→ **Extracted data entries**
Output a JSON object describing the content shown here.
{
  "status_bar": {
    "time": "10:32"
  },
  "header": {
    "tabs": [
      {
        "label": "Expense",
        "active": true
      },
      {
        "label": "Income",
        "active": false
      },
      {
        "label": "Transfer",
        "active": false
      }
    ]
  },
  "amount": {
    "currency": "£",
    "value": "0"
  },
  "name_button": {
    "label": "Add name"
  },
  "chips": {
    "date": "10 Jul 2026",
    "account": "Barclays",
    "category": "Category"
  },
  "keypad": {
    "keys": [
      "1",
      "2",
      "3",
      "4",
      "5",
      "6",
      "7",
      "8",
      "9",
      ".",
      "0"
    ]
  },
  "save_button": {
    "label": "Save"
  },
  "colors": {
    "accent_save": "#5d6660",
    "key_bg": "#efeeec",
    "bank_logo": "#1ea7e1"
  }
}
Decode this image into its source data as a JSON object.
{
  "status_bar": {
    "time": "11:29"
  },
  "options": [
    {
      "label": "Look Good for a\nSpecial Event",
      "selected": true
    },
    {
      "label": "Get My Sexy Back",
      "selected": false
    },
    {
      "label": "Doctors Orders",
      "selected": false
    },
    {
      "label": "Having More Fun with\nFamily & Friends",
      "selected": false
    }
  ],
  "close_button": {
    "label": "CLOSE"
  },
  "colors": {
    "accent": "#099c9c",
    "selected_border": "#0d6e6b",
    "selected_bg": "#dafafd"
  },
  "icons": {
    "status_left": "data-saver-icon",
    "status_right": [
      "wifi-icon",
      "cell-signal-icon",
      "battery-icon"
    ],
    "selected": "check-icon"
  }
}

→ **Aim**
Every entry needs to be retyped exactly.

→ **Finished task**
Output a JSON object describing the content shown here.
{
  "status_bar": {
    "time": "10:32"
  },
  "header": {
    "tabs": [
      {
        "label": "Expense",
        "active": true
      },
      {
        "label": "Income",
        "active": false
      },
      {
        "label": "Transfer",
        "active": false
      }
    ]
  },
  "amount": {
    "currency": "£",
    "value": "0"
  },
  "name_button": {
    "label": "Add name"
  },
  "chips": {
    "date": "10 Jul 2026",
    "account": "Barclays",
    "category": "Category"
  },
  "keypad": {
    "keys": [
      "1",
      "2",
      "3",
      "4",
      "5",
      "6",
      "7",
      "8",
      "9",
      ".",
      "0"
    ]
  },
  "save_button": {
    "label": "Save"
  },
  "colors": {
    "accent_save": "#5d6660",
    "key_bg": "#efeeec",
    "bank_logo": "#1ea7e1"
  }
}
Decode this image into its source data as a JSON object.
{
  "status_bar": {
    "time": "11:29"
  },
  "options": [
    {
      "label": "Look Good for a\nSpecial Event",
      "selected": true
    },
    {
      "label": "Get My Sexy Back",
      "selected": false
    },
    {
      "label": "Doctors Orders",
      "selected": false
    },
    {
      "label": "Having More Fun with\nFamily & Friends",
      "selected": false
    }
  ],
  "close_button": {
    "label": "CLOSE"
  },
  "colors": {
    "accent": "#099c9c",
    "selected_border": "#0d6e6b",
    "selected_bg": "#dafafd"
  },
  "icons": {
    "status_left": "data-saver-icon",
    "status_right": [
      "wifi-icon",
      "cell-signal-icon",
      "battery-icon"
    ],
    "selected": "check-icon"
  }
}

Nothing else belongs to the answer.